- **TO DO**
What lines of the data hold the string "name"? Pull each one out.

- **INPUT MATERIAL**
——————
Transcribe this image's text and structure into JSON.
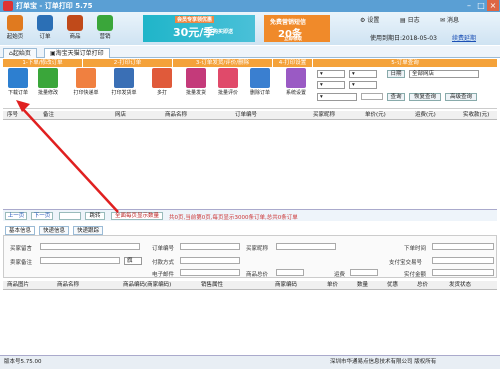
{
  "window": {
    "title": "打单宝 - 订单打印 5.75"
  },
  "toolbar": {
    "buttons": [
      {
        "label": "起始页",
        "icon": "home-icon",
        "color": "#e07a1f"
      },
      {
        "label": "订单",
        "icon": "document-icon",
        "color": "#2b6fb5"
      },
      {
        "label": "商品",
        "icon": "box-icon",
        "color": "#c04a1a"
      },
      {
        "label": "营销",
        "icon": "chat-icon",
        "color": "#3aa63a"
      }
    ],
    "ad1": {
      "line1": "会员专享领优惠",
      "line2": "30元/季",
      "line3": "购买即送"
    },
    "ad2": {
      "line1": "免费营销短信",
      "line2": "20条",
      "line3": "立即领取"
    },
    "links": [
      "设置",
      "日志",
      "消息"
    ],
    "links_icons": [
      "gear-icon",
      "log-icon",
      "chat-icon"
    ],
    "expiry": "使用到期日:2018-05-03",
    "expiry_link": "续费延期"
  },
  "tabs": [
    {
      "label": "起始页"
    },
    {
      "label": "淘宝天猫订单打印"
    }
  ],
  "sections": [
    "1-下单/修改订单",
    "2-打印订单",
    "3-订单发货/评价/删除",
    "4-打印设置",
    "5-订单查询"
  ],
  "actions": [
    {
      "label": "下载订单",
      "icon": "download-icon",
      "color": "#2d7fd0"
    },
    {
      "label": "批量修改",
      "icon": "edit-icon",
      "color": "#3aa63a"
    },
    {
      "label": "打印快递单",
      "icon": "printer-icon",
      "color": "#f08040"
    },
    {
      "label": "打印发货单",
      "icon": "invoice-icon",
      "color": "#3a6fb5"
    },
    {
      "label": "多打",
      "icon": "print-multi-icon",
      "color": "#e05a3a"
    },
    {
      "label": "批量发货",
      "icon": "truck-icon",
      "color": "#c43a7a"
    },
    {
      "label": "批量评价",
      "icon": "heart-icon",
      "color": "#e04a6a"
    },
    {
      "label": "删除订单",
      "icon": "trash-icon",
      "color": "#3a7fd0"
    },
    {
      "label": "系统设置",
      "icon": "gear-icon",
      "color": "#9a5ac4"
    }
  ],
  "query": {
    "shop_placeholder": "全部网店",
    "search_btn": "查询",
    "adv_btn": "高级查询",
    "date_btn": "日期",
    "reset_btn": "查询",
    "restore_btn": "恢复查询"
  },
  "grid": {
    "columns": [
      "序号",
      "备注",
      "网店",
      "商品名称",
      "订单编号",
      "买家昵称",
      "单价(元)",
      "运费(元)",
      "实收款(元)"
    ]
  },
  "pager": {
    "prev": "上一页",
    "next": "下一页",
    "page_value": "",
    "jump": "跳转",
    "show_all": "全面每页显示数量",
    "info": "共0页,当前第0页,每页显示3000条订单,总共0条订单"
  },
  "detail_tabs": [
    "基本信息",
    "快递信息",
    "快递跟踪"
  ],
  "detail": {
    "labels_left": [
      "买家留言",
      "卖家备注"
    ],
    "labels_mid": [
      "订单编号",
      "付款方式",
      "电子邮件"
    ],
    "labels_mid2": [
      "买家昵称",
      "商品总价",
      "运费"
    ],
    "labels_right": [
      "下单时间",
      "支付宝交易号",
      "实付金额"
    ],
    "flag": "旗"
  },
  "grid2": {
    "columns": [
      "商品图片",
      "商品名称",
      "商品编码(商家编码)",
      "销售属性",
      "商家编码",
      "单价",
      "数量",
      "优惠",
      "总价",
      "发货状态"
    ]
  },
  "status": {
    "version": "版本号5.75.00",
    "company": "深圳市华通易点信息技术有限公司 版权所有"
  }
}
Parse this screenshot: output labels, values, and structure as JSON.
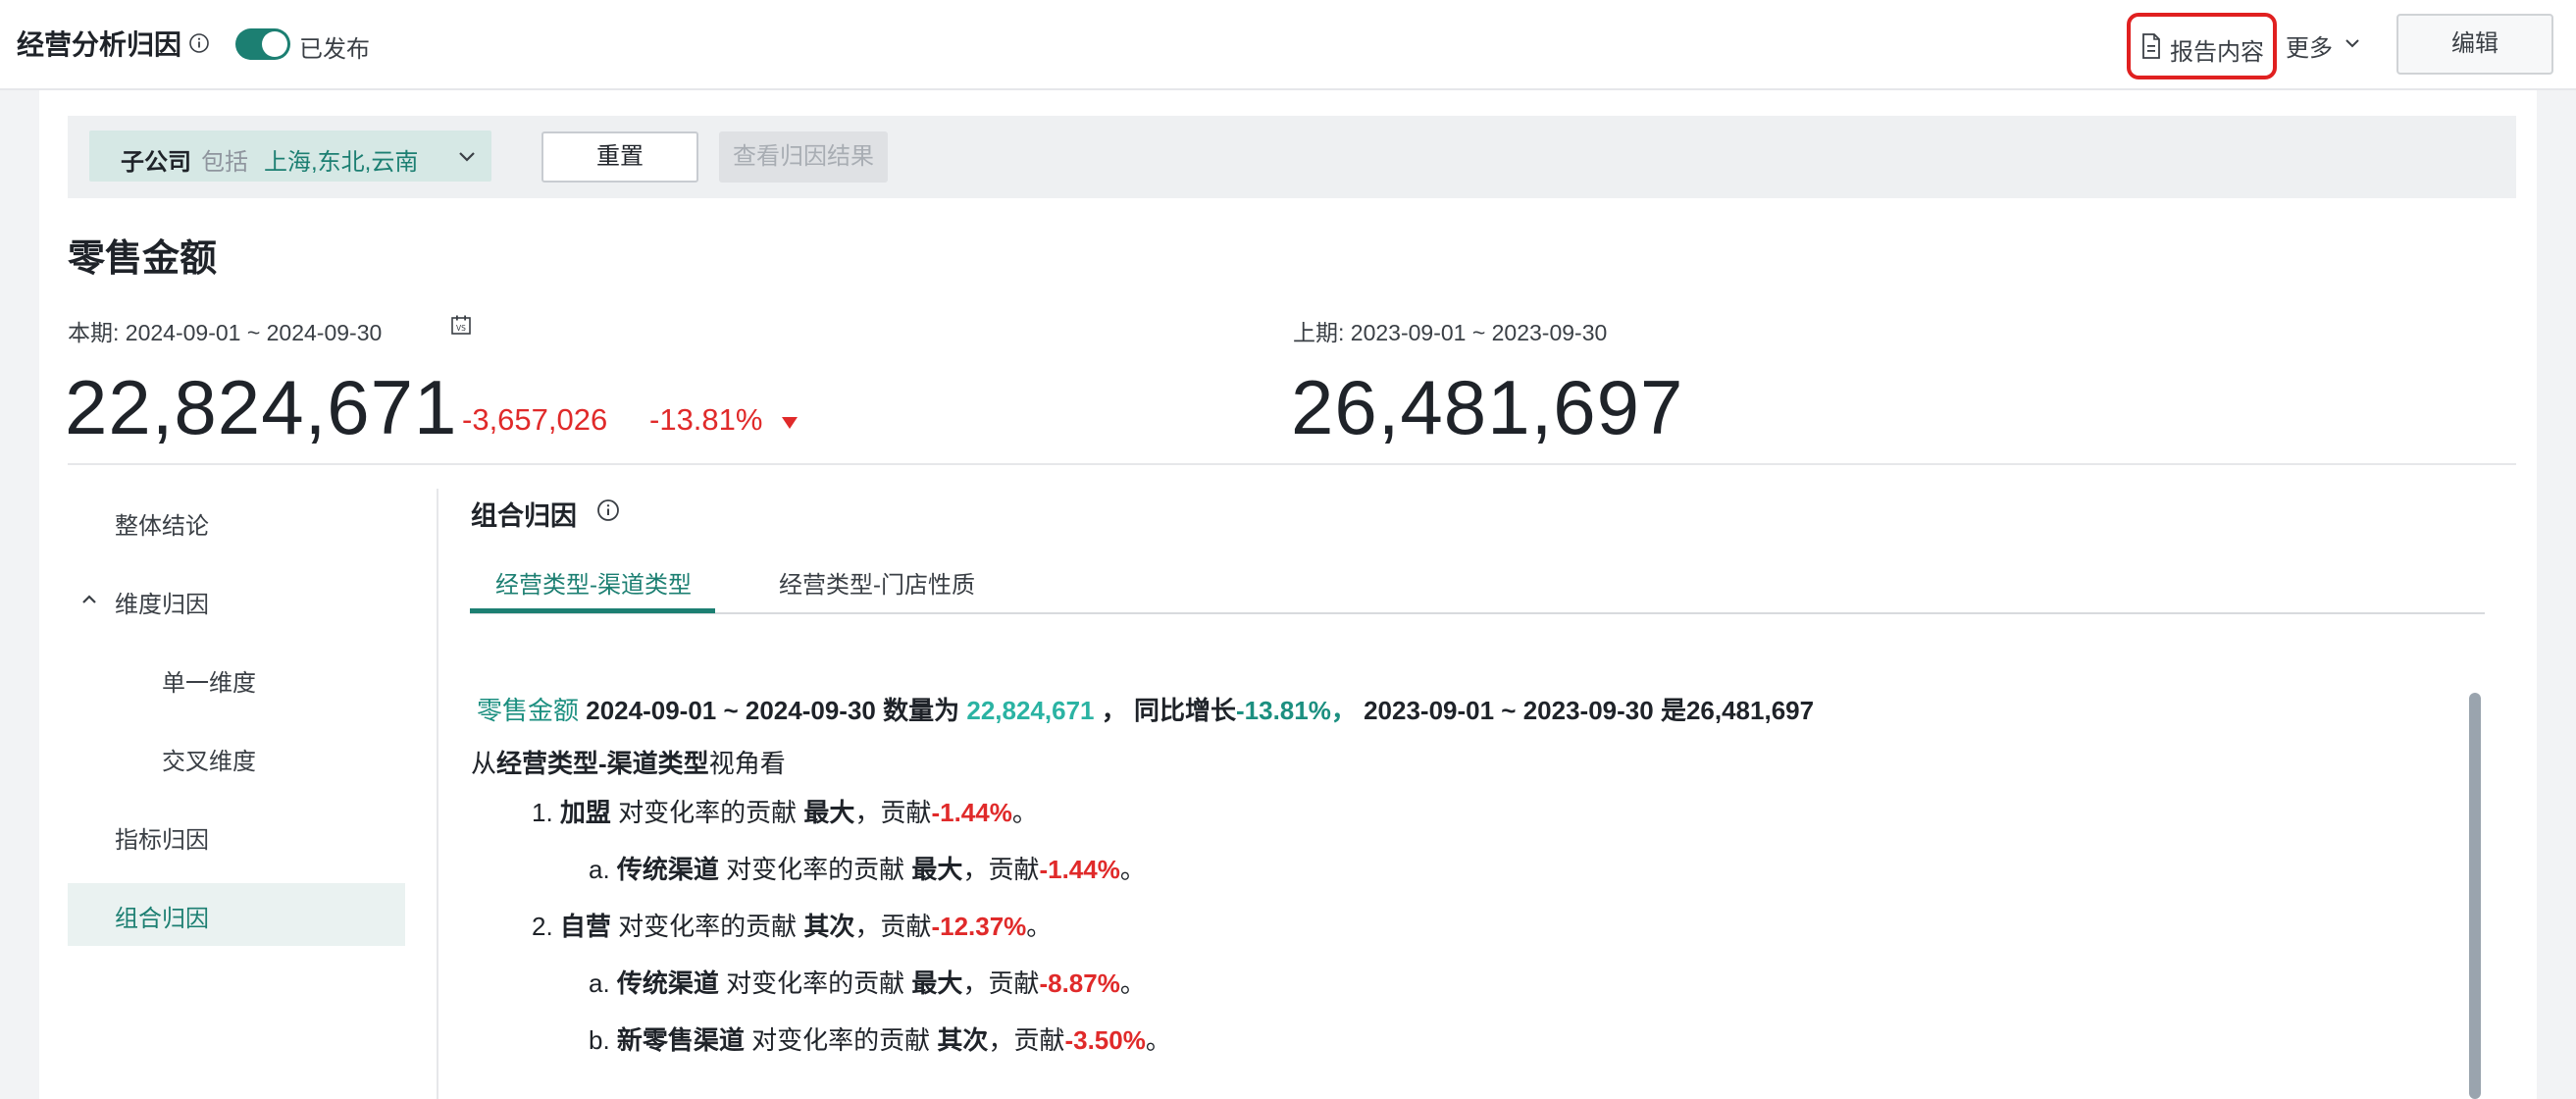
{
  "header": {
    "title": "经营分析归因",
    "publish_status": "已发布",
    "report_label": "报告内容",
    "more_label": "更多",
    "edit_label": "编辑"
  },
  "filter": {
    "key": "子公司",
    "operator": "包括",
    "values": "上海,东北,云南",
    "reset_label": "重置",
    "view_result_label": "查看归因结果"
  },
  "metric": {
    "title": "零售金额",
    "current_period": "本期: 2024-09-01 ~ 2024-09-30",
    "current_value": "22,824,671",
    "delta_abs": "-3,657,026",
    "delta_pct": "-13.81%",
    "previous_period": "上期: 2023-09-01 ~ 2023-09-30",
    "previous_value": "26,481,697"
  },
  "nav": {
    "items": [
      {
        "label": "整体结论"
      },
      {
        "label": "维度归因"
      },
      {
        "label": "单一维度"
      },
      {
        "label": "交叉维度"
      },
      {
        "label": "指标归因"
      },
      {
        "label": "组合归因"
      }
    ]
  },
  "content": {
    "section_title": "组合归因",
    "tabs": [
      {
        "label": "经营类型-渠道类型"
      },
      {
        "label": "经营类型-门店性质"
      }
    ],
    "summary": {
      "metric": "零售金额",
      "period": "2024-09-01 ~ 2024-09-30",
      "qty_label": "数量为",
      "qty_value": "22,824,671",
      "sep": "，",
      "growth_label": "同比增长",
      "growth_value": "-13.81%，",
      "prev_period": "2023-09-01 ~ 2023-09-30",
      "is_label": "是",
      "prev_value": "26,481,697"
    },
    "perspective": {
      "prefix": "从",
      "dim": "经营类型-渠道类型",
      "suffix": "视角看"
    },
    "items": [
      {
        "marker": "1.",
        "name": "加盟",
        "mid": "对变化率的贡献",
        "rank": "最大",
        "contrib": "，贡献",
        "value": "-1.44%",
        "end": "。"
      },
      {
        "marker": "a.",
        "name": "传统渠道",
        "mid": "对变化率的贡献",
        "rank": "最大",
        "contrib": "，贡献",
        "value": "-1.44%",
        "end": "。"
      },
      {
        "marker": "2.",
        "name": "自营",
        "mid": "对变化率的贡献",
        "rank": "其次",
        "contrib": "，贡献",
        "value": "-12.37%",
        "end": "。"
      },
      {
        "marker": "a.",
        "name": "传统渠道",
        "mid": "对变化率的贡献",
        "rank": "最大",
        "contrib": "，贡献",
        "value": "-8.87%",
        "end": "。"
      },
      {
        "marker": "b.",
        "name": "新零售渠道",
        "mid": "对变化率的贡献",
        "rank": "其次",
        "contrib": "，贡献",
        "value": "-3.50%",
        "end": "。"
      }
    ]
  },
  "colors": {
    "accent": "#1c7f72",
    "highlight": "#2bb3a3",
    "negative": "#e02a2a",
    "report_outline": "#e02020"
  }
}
——————
- **RESPONSE FOR THIS EXERCISE**
        "name": "加盟",
        "name": "传统渠道",
        "name": "自营",
        "name": "传统渠道",
        "name": "新零售渠道",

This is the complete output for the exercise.